(Exercise requirements): Repeat the whole listing below, word for word.
--------
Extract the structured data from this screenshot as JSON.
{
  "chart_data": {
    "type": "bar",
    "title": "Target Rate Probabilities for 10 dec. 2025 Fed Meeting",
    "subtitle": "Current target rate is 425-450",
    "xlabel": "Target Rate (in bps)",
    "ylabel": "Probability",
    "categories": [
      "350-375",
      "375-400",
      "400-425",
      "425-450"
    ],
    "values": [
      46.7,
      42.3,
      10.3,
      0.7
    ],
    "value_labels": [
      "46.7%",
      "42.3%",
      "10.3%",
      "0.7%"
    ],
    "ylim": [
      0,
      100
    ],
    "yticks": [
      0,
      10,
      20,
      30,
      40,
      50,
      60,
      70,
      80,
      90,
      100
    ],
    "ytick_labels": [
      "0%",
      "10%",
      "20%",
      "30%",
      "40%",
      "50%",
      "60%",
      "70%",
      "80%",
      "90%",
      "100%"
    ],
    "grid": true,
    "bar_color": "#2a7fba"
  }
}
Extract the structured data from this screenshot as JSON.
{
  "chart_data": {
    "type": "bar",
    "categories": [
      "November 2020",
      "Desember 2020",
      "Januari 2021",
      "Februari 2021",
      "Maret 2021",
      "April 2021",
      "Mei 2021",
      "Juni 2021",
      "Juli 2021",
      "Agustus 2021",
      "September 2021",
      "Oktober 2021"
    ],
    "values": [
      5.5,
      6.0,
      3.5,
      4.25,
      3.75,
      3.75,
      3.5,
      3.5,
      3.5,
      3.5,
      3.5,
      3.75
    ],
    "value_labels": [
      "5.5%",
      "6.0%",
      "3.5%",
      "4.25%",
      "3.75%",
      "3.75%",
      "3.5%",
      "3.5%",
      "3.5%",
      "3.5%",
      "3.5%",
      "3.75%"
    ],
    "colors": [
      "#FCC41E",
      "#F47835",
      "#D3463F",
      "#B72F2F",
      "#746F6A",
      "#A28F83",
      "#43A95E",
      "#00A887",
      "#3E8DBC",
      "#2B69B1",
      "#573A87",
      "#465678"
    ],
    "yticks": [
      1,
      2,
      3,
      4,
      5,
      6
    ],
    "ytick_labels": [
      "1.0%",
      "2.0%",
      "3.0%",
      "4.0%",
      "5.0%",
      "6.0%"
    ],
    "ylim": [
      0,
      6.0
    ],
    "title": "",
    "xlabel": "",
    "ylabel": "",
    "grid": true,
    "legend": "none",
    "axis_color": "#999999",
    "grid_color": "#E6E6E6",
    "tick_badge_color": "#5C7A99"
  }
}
--------
(Written answer):
Extract the structured data from this screenshot as JSON.
{
  "chart_data": {
    "type": "bar",
    "title": "Target Rate Probabilities for 10 dec. 2025 Fed Meeting",
    "subtitle": "Current target rate is 425-450",
    "xlabel": "Target Rate (in bps)",
    "ylabel": "Probability",
    "categories": [
      "350-375",
      "375-400",
      "400-425",
      "425-450"
    ],
    "values": [
      46.7,
      42.3,
      10.3,
      0.7
    ],
    "value_labels": [
      "46.7%",
      "42.3%",
      "10.3%",
      "0.7%"
    ],
    "ylim": [
      0,
      100
    ],
    "yticks": [
      0,
      10,
      20,
      30,
      40,
      50,
      60,
      70,
      80,
      90,
      100
    ],
    "ytick_labels": [
      "0%",
      "10%",
      "20%",
      "30%",
      "40%",
      "50%",
      "60%",
      "70%",
      "80%",
      "90%",
      "100%"
    ],
    "grid": true,
    "bar_color": "#2a7fba"
  }
}
Extract the structured data from this screenshot as JSON.
{
  "chart_data": {
    "type": "bar",
    "categories": [
      "November 2020",
      "Desember 2020",
      "Januari 2021",
      "Februari 2021",
      "Maret 2021",
      "April 2021",
      "Mei 2021",
      "Juni 2021",
      "Juli 2021",
      "Agustus 2021",
      "September 2021",
      "Oktober 2021"
    ],
    "values": [
      5.5,
      6.0,
      3.5,
      4.25,
      3.75,
      3.75,
      3.5,
      3.5,
      3.5,
      3.5,
      3.5,
      3.75
    ],
    "value_labels": [
      "5.5%",
      "6.0%",
      "3.5%",
      "4.25%",
      "3.75%",
      "3.75%",
      "3.5%",
      "3.5%",
      "3.5%",
      "3.5%",
      "3.5%",
      "3.75%"
    ],
    "colors": [
      "#FCC41E",
      "#F47835",
      "#D3463F",
      "#B72F2F",
      "#746F6A",
      "#A28F83",
      "#43A95E",
      "#00A887",
      "#3E8DBC",
      "#2B69B1",
      "#573A87",
      "#465678"
    ],
    "yticks": [
      1,
      2,
      3,
      4,
      5,
      6
    ],
    "ytick_labels": [
      "1.0%",
      "2.0%",
      "3.0%",
      "4.0%",
      "5.0%",
      "6.0%"
    ],
    "ylim": [
      0,
      6.0
    ],
    "title": "",
    "xlabel": "",
    "ylabel": "",
    "grid": true,
    "legend": "none",
    "axis_color": "#999999",
    "grid_color": "#E6E6E6",
    "tick_badge_color": "#5C7A99"
  }
}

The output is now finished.